----- Available records

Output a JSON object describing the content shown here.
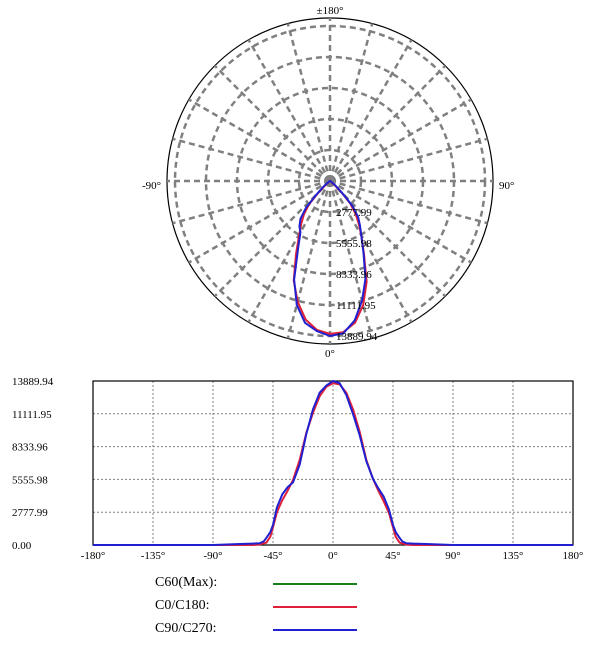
{
  "chart_data": [
    {
      "type": "polar",
      "angle_labels": {
        "top": "±180°",
        "left": "-90°",
        "right": "90°",
        "bottom": "0°"
      },
      "radial_ticks": [
        "2777.99",
        "5555.98",
        "8333.96",
        "11111.95",
        "13889.94"
      ],
      "radial_max": 13889.94,
      "grid": true,
      "series": [
        {
          "name": "C0/C180",
          "color": "#e0203a",
          "angles": [
            -180,
            -90,
            -70,
            -60,
            -55,
            -50,
            -47,
            -45,
            -42,
            -38,
            -34,
            -30,
            -25,
            -20,
            -15,
            -10,
            -5,
            0,
            5,
            10,
            15,
            20,
            25,
            30,
            34,
            38,
            42,
            45,
            47,
            50,
            55,
            60,
            70,
            90,
            180
          ],
          "values": [
            0,
            0,
            0,
            0,
            50,
            200,
            700,
            1500,
            2800,
            3800,
            4600,
            5500,
            7200,
            9500,
            11200,
            12600,
            13400,
            13700,
            13600,
            12900,
            11500,
            9600,
            7200,
            5600,
            4600,
            3700,
            2700,
            1500,
            700,
            200,
            40,
            0,
            0,
            0,
            0
          ]
        },
        {
          "name": "C90/C270",
          "color": "#2020d0",
          "angles": [
            -180,
            -90,
            -70,
            -60,
            -55,
            -52,
            -50,
            -47,
            -45,
            -42,
            -38,
            -34,
            -30,
            -25,
            -20,
            -15,
            -10,
            -5,
            0,
            5,
            10,
            15,
            20,
            25,
            30,
            34,
            38,
            42,
            45,
            47,
            50,
            52,
            55,
            60,
            70,
            90,
            180
          ],
          "values": [
            0,
            0,
            80,
            120,
            150,
            300,
            600,
            1100,
            1700,
            3200,
            4300,
            4900,
            5300,
            6800,
            9400,
            11500,
            12900,
            13500,
            13889.94,
            13700,
            12700,
            11100,
            9300,
            7100,
            5600,
            4800,
            4100,
            3000,
            1700,
            1100,
            600,
            300,
            150,
            120,
            80,
            0,
            0
          ]
        }
      ]
    },
    {
      "type": "line",
      "xlim": [
        -180,
        180
      ],
      "ylim": [
        0,
        13889.94
      ],
      "x_ticks": [
        "-180°",
        "-135°",
        "-90°",
        "-45°",
        "0°",
        "45°",
        "90°",
        "135°",
        "180°"
      ],
      "y_ticks": [
        "0.00",
        "2777.99",
        "5555.98",
        "8333.96",
        "11111.95",
        "13889.94"
      ],
      "grid": true,
      "series": [
        {
          "name": "C0/C180",
          "color": "#e0203a",
          "x": [
            -180,
            -90,
            -70,
            -60,
            -55,
            -50,
            -47,
            -45,
            -42,
            -38,
            -34,
            -30,
            -25,
            -20,
            -15,
            -10,
            -5,
            0,
            5,
            10,
            15,
            20,
            25,
            30,
            34,
            38,
            42,
            45,
            47,
            50,
            55,
            60,
            70,
            90,
            180
          ],
          "y": [
            0,
            0,
            0,
            0,
            50,
            200,
            700,
            1500,
            2800,
            3800,
            4600,
            5500,
            7200,
            9500,
            11200,
            12600,
            13400,
            13700,
            13600,
            12900,
            11500,
            9600,
            7200,
            5600,
            4600,
            3700,
            2700,
            1500,
            700,
            200,
            40,
            0,
            0,
            0,
            0
          ]
        },
        {
          "name": "C90/C270",
          "color": "#2020d0",
          "x": [
            -180,
            -90,
            -70,
            -60,
            -55,
            -52,
            -50,
            -47,
            -45,
            -42,
            -38,
            -34,
            -30,
            -25,
            -20,
            -15,
            -10,
            -5,
            0,
            5,
            10,
            15,
            20,
            25,
            30,
            34,
            38,
            42,
            45,
            47,
            50,
            52,
            55,
            60,
            70,
            90,
            180
          ],
          "y": [
            0,
            0,
            80,
            120,
            150,
            300,
            600,
            1100,
            1700,
            3200,
            4300,
            4900,
            5300,
            6800,
            9400,
            11500,
            12900,
            13500,
            13889.94,
            13700,
            12700,
            11100,
            9300,
            7100,
            5600,
            4800,
            4100,
            3000,
            1700,
            1100,
            600,
            300,
            150,
            120,
            80,
            0,
            0
          ]
        }
      ]
    }
  ],
  "legend": [
    {
      "label": "C60(Max):",
      "color": "#1a7f1a"
    },
    {
      "label": "C0/C180:",
      "color": "#e0203a"
    },
    {
      "label": "C90/C270:",
      "color": "#2020d0"
    }
  ]
}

----------

Print the whole listing above once more, word for word, without its pictures.

Output a JSON object describing the content shown here.
{
  "chart_data": [
    {
      "type": "polar",
      "angle_labels": {
        "top": "±180°",
        "left": "-90°",
        "right": "90°",
        "bottom": "0°"
      },
      "radial_ticks": [
        "2777.99",
        "5555.98",
        "8333.96",
        "11111.95",
        "13889.94"
      ],
      "radial_max": 13889.94,
      "grid": true,
      "series": [
        {
          "name": "C0/C180",
          "color": "#e0203a",
          "angles": [
            -180,
            -90,
            -70,
            -60,
            -55,
            -50,
            -47,
            -45,
            -42,
            -38,
            -34,
            -30,
            -25,
            -20,
            -15,
            -10,
            -5,
            0,
            5,
            10,
            15,
            20,
            25,
            30,
            34,
            38,
            42,
            45,
            47,
            50,
            55,
            60,
            70,
            90,
            180
          ],
          "values": [
            0,
            0,
            0,
            0,
            50,
            200,
            700,
            1500,
            2800,
            3800,
            4600,
            5500,
            7200,
            9500,
            11200,
            12600,
            13400,
            13700,
            13600,
            12900,
            11500,
            9600,
            7200,
            5600,
            4600,
            3700,
            2700,
            1500,
            700,
            200,
            40,
            0,
            0,
            0,
            0
          ]
        },
        {
          "name": "C90/C270",
          "color": "#2020d0",
          "angles": [
            -180,
            -90,
            -70,
            -60,
            -55,
            -52,
            -50,
            -47,
            -45,
            -42,
            -38,
            -34,
            -30,
            -25,
            -20,
            -15,
            -10,
            -5,
            0,
            5,
            10,
            15,
            20,
            25,
            30,
            34,
            38,
            42,
            45,
            47,
            50,
            52,
            55,
            60,
            70,
            90,
            180
          ],
          "values": [
            0,
            0,
            80,
            120,
            150,
            300,
            600,
            1100,
            1700,
            3200,
            4300,
            4900,
            5300,
            6800,
            9400,
            11500,
            12900,
            13500,
            13889.94,
            13700,
            12700,
            11100,
            9300,
            7100,
            5600,
            4800,
            4100,
            3000,
            1700,
            1100,
            600,
            300,
            150,
            120,
            80,
            0,
            0
          ]
        }
      ]
    },
    {
      "type": "line",
      "xlim": [
        -180,
        180
      ],
      "ylim": [
        0,
        13889.94
      ],
      "x_ticks": [
        "-180°",
        "-135°",
        "-90°",
        "-45°",
        "0°",
        "45°",
        "90°",
        "135°",
        "180°"
      ],
      "y_ticks": [
        "0.00",
        "2777.99",
        "5555.98",
        "8333.96",
        "11111.95",
        "13889.94"
      ],
      "grid": true,
      "series": [
        {
          "name": "C0/C180",
          "color": "#e0203a",
          "x": [
            -180,
            -90,
            -70,
            -60,
            -55,
            -50,
            -47,
            -45,
            -42,
            -38,
            -34,
            -30,
            -25,
            -20,
            -15,
            -10,
            -5,
            0,
            5,
            10,
            15,
            20,
            25,
            30,
            34,
            38,
            42,
            45,
            47,
            50,
            55,
            60,
            70,
            90,
            180
          ],
          "y": [
            0,
            0,
            0,
            0,
            50,
            200,
            700,
            1500,
            2800,
            3800,
            4600,
            5500,
            7200,
            9500,
            11200,
            12600,
            13400,
            13700,
            13600,
            12900,
            11500,
            9600,
            7200,
            5600,
            4600,
            3700,
            2700,
            1500,
            700,
            200,
            40,
            0,
            0,
            0,
            0
          ]
        },
        {
          "name": "C90/C270",
          "color": "#2020d0",
          "x": [
            -180,
            -90,
            -70,
            -60,
            -55,
            -52,
            -50,
            -47,
            -45,
            -42,
            -38,
            -34,
            -30,
            -25,
            -20,
            -15,
            -10,
            -5,
            0,
            5,
            10,
            15,
            20,
            25,
            30,
            34,
            38,
            42,
            45,
            47,
            50,
            52,
            55,
            60,
            70,
            90,
            180
          ],
          "y": [
            0,
            0,
            80,
            120,
            150,
            300,
            600,
            1100,
            1700,
            3200,
            4300,
            4900,
            5300,
            6800,
            9400,
            11500,
            12900,
            13500,
            13889.94,
            13700,
            12700,
            11100,
            9300,
            7100,
            5600,
            4800,
            4100,
            3000,
            1700,
            1100,
            600,
            300,
            150,
            120,
            80,
            0,
            0
          ]
        }
      ]
    }
  ],
  "legend": [
    {
      "label": "C60(Max):",
      "color": "#1a7f1a"
    },
    {
      "label": "C0/C180:",
      "color": "#e0203a"
    },
    {
      "label": "C90/C270:",
      "color": "#2020d0"
    }
  ]
}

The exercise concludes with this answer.